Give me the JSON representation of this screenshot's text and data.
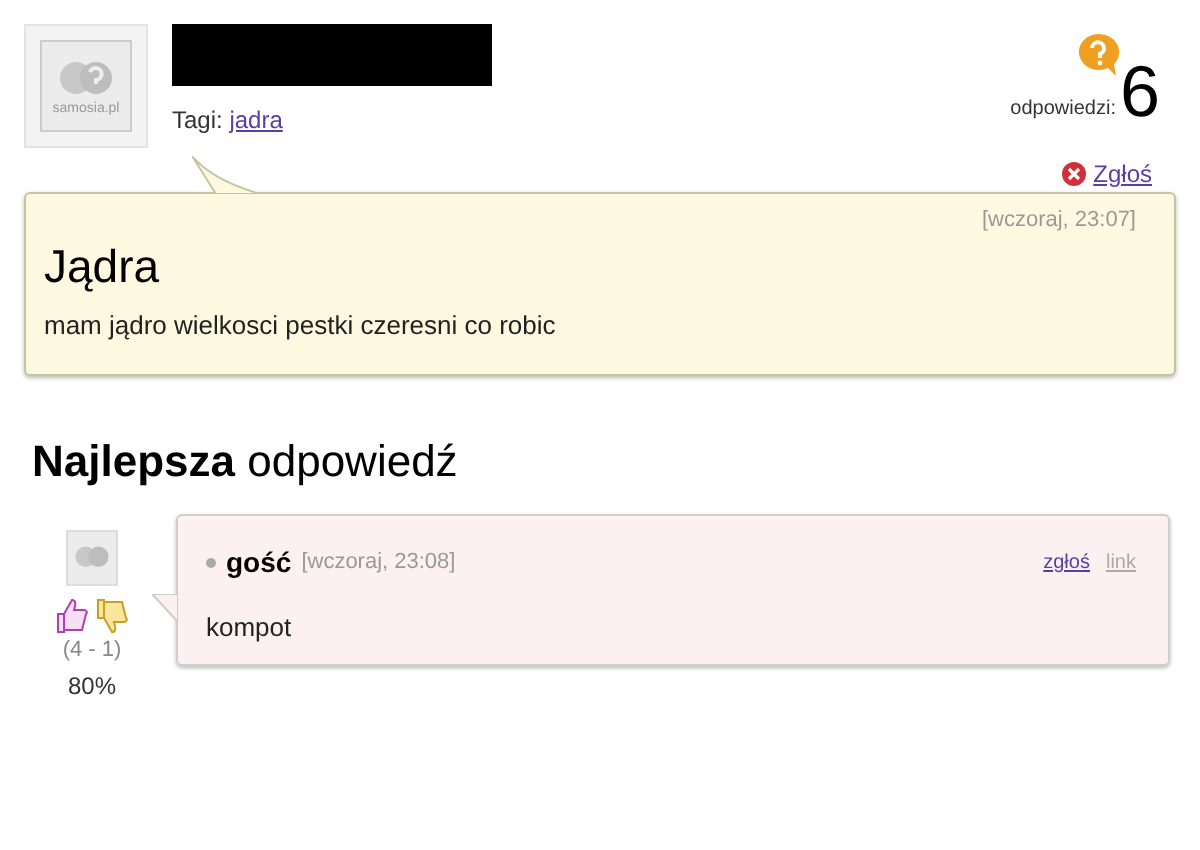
{
  "question": {
    "avatar_label": "samosia.pl",
    "tags_label": "Tagi:",
    "tags": [
      "jadra"
    ],
    "answers_label": "odpowiedzi:",
    "answers_count": "6",
    "report": "Zgłoś",
    "timestamp": "[wczoraj, 23:07]",
    "title": "Jądra",
    "body": "mam jądro wielkosci pestki czeresni co robic"
  },
  "best_answer": {
    "heading": "**Najlepsza** odpowiedź",
    "author": "gość",
    "timestamp": "[wczoraj, 23:08]",
    "report": "zgłoś",
    "link": "link",
    "body": "kompot",
    "votes": "(4 - 1)",
    "percent": "80%"
  }
}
★ ★ ★
_What is being asked_
Give an exact reproduction of every line, leaving out any picture.

_Reply_
Give me the JSON representation of this screenshot's text and data.
{
  "question": {
    "avatar_label": "samosia.pl",
    "tags_label": "Tagi:",
    "tags": [
      "jadra"
    ],
    "answers_label": "odpowiedzi:",
    "answers_count": "6",
    "report": "Zgłoś",
    "timestamp": "[wczoraj, 23:07]",
    "title": "Jądra",
    "body": "mam jądro wielkosci pestki czeresni co robic"
  },
  "best_answer": {
    "heading": "**Najlepsza** odpowiedź",
    "author": "gość",
    "timestamp": "[wczoraj, 23:08]",
    "report": "zgłoś",
    "link": "link",
    "body": "kompot",
    "votes": "(4 - 1)",
    "percent": "80%"
  }
}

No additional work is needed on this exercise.